Pictures aside, quote the whole listing exactly.

--- Start of Extracted material ---

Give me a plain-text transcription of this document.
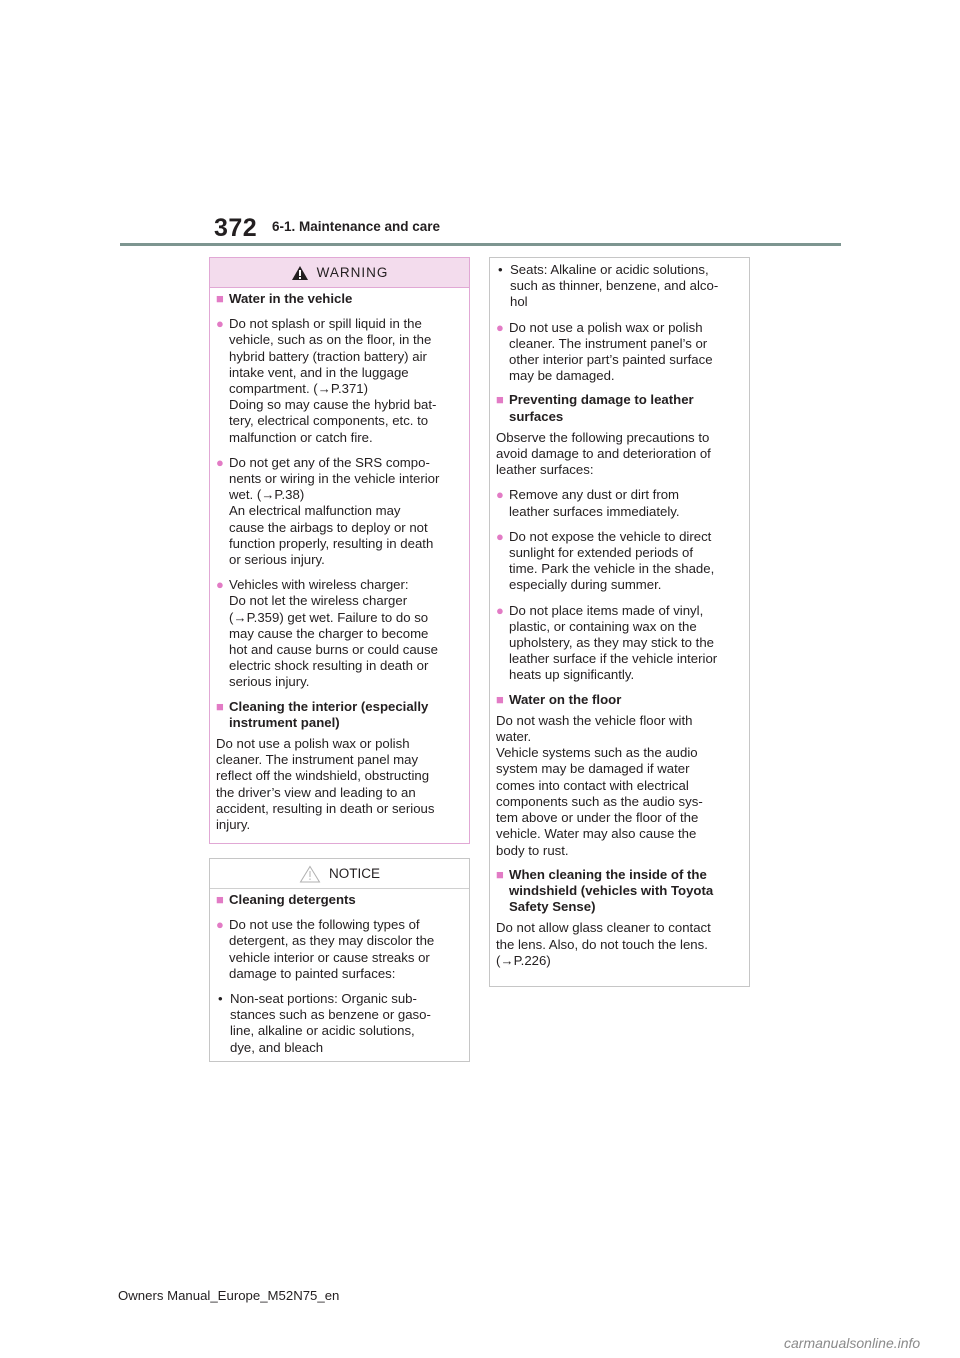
372 6-1. Maintenance and care
WARNING
■ Water in the vehicle
● Do not splash or spill liquid in the
vehicle, such as on the floor, in the
hybrid battery (traction battery) air
intake vent, and in the luggage
compartment. (→P.371)
Doing so may cause the hybrid bat-
tery, electrical components, etc. to
malfunction or catch fire.
● Do not get any of the SRS compo-
nents or wiring in the vehicle interior
wet. (→P.38)
An electrical malfunction may
cause the airbags to deploy or not
function properly, resulting in death
or serious injury.
● Vehicles with wireless charger:
Do not let the wireless charger
(→P.359) get wet. Failure to do so
may cause the charger to become
hot and cause burns or could cause
electric shock resulting in death or
serious injury.
■ Cleaning the interior (especially
instrument panel)
Do not use a polish wax or polish
cleaner. The instrument panel may
reflect off the windshield, obstructing
the driver’s view and leading to an
accident, resulting in death or serious
injury.
NOTICE
■ Cleaning detergents
● Do not use the following types of
detergent, as they may discolor the
vehicle interior or cause streaks or
damage to painted surfaces:
• Non-seat portions: Organic sub-
stances such as benzene or gaso-
line, alkaline or acidic solutions,
dye, and bleach
• Seats: Alkaline or acidic solutions,
such as thinner, benzene, and alco-
hol
● Do not use a polish wax or polish
cleaner. The instrument panel’s or
other interior part’s painted surface
may be damaged.
■ Preventing damage to leather
surfaces
Observe the following precautions to
avoid damage to and deterioration of
leather surfaces:
● Remove any dust or dirt from
leather surfaces immediately.
● Do not expose the vehicle to direct
sunlight for extended periods of
time. Park the vehicle in the shade,
especially during summer.
● Do not place items made of vinyl,
plastic, or containing wax on the
upholstery, as they may stick to the
leather surface if the vehicle interior
heats up significantly.
■ Water on the floor
Do not wash the vehicle floor with
water.
Vehicle systems such as the audio
system may be damaged if water
comes into contact with electrical
components such as the audio sys-
tem above or under the floor of the
vehicle. Water may also cause the
body to rust.
■ When cleaning the inside of the
windshield (vehicles with Toyota
Safety Sense)
Do not allow glass cleaner to contact
the lens. Also, do not touch the lens.
(→P.226)
Owners Manual_Europe_M52N75_en
carmanualsonline.info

--- End of Extracted material ---

Solved problem
Give me a plain-text transcription of this document.
372 6-1. Maintenance and care
WARNING
■ Water in the vehicle
● Do not splash or spill liquid in the
vehicle, such as on the floor, in the
hybrid battery (traction battery) air
intake vent, and in the luggage
compartment. (→P.371)
Doing so may cause the hybrid bat-
tery, electrical components, etc. to
malfunction or catch fire.
● Do not get any of the SRS compo-
nents or wiring in the vehicle interior
wet. (→P.38)
An electrical malfunction may
cause the airbags to deploy or not
function properly, resulting in death
or serious injury.
● Vehicles with wireless charger:
Do not let the wireless charger
(→P.359) get wet. Failure to do so
may cause the charger to become
hot and cause burns or could cause
electric shock resulting in death or
serious injury.
■ Cleaning the interior (especially
instrument panel)
Do not use a polish wax or polish
cleaner. The instrument panel may
reflect off the windshield, obstructing
the driver’s view and leading to an
accident, resulting in death or serious
injury.
NOTICE
■ Cleaning detergents
● Do not use the following types of
detergent, as they may discolor the
vehicle interior or cause streaks or
damage to painted surfaces:
• Non-seat portions: Organic sub-
stances such as benzene or gaso-
line, alkaline or acidic solutions,
dye, and bleach
• Seats: Alkaline or acidic solutions,
such as thinner, benzene, and alco-
hol
● Do not use a polish wax or polish
cleaner. The instrument panel’s or
other interior part’s painted surface
may be damaged.
■ Preventing damage to leather
surfaces
Observe the following precautions to
avoid damage to and deterioration of
leather surfaces:
● Remove any dust or dirt from
leather surfaces immediately.
● Do not expose the vehicle to direct
sunlight for extended periods of
time. Park the vehicle in the shade,
especially during summer.
● Do not place items made of vinyl,
plastic, or containing wax on the
upholstery, as they may stick to the
leather surface if the vehicle interior
heats up significantly.
■ Water on the floor
Do not wash the vehicle floor with
water.
Vehicle systems such as the audio
system may be damaged if water
comes into contact with electrical
components such as the audio sys-
tem above or under the floor of the
vehicle. Water may also cause the
body to rust.
■ When cleaning the inside of the
windshield (vehicles with Toyota
Safety Sense)
Do not allow glass cleaner to contact
the lens. Also, do not touch the lens.
(→P.226)
Owners Manual_Europe_M52N75_en
carmanualsonline.info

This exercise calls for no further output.